▶

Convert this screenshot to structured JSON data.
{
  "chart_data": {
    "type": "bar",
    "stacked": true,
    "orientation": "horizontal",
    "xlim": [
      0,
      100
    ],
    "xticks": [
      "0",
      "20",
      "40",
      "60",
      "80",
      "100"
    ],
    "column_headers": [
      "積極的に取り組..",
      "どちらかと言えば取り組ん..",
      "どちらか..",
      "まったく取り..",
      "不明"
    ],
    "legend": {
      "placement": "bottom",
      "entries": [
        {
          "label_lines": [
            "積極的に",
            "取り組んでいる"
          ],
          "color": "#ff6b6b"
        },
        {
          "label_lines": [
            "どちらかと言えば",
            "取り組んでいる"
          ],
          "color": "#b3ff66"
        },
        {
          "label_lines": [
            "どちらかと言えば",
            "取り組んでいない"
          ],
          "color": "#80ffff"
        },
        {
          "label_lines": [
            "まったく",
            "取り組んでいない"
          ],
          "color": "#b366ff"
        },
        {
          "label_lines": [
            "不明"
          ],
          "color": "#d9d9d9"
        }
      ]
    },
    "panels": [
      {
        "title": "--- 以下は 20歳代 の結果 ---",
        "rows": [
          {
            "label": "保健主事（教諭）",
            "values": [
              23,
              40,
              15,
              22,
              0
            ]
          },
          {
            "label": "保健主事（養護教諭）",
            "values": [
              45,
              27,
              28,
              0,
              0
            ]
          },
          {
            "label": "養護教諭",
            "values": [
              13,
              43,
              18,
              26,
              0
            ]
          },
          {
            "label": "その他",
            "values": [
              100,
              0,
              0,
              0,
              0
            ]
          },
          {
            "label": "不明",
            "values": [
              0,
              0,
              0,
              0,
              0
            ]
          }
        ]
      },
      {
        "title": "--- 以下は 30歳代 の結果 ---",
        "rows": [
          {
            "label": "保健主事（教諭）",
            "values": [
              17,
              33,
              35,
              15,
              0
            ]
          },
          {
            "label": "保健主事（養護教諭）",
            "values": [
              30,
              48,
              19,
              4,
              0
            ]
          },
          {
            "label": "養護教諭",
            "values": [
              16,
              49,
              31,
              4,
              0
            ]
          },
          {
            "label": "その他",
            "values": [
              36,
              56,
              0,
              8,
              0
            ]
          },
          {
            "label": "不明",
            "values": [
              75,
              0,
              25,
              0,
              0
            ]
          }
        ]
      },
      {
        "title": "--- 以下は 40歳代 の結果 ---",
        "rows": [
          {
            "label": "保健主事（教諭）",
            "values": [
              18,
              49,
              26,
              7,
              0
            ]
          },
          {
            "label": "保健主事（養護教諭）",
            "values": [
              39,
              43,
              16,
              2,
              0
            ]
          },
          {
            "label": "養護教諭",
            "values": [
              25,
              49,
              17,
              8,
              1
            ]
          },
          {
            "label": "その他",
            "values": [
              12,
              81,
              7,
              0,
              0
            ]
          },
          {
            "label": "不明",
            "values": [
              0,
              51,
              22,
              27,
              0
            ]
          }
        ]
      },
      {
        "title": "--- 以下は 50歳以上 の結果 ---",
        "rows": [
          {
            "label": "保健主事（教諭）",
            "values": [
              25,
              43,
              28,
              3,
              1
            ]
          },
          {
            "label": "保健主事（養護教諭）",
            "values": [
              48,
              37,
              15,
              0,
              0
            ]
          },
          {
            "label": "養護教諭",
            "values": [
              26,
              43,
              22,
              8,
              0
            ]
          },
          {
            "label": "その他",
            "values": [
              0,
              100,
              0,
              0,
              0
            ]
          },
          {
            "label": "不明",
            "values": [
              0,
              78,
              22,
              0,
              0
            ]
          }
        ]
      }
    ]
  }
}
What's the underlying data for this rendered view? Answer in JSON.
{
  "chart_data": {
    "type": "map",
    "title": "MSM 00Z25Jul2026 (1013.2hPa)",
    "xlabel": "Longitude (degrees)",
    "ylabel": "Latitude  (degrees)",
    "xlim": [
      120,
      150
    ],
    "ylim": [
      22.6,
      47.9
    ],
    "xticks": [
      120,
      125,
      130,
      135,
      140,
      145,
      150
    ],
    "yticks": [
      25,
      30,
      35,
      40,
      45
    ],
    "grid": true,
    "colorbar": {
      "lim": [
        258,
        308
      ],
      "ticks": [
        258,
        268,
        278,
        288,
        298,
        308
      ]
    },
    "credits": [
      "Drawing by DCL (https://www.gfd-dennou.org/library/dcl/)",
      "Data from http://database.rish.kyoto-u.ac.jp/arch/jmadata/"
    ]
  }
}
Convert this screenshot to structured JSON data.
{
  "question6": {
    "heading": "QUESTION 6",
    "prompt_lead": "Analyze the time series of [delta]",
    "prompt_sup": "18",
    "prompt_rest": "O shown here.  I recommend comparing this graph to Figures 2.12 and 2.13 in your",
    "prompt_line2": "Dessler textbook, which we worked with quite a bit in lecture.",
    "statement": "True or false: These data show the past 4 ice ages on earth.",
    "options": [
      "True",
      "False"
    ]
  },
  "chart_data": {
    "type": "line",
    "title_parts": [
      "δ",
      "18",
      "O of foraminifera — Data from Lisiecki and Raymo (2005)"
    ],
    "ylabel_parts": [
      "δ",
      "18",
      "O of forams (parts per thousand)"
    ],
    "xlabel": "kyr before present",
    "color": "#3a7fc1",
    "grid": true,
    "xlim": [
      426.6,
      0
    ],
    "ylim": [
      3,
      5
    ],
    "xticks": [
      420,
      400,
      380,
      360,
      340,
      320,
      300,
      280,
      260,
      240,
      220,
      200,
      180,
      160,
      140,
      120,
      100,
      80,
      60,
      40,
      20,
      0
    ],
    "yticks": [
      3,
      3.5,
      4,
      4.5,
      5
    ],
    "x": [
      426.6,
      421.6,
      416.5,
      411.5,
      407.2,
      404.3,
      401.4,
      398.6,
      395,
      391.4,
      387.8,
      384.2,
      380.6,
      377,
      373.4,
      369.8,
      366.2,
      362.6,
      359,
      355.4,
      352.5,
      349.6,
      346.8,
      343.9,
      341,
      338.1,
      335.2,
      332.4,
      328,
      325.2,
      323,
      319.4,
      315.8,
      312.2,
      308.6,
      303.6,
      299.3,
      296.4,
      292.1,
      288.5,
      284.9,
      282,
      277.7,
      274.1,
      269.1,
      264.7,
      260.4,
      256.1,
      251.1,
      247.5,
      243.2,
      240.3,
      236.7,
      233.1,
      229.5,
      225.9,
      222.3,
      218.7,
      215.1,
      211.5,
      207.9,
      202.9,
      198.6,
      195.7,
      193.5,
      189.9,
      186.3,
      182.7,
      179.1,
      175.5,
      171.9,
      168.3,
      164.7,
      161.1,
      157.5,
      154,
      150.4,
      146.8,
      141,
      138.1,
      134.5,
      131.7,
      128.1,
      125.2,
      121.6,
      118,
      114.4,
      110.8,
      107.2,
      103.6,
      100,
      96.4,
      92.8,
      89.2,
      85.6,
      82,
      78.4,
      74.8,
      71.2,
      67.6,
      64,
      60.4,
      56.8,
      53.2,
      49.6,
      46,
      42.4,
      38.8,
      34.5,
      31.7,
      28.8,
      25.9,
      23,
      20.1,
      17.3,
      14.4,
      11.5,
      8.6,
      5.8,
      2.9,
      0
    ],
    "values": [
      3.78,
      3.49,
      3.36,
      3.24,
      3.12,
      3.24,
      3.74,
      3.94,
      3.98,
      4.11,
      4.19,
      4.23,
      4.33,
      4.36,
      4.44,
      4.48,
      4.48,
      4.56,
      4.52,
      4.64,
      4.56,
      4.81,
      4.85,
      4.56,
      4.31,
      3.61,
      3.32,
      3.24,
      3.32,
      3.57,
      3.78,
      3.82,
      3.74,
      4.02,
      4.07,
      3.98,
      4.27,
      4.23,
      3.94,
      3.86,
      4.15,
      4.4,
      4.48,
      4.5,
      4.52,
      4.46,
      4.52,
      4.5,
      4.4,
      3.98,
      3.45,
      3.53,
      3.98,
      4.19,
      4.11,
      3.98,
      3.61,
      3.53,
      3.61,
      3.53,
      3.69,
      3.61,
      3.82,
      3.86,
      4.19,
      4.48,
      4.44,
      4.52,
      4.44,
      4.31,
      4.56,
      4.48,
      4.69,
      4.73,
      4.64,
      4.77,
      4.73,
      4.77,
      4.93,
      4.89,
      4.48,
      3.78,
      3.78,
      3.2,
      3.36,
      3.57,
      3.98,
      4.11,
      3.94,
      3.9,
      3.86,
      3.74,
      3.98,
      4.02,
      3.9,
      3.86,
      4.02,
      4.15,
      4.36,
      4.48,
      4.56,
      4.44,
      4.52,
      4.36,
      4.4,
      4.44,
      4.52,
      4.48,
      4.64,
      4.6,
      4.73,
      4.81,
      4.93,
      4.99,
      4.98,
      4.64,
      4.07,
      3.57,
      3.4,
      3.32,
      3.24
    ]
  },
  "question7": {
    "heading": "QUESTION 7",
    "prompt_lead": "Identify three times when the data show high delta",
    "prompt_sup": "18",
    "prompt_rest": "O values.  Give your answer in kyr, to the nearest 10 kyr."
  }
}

◀

## What the task requires
Return each line that includes "heading".

## Full output
    "heading": "QUESTION 6",
    "heading": "QUESTION 7",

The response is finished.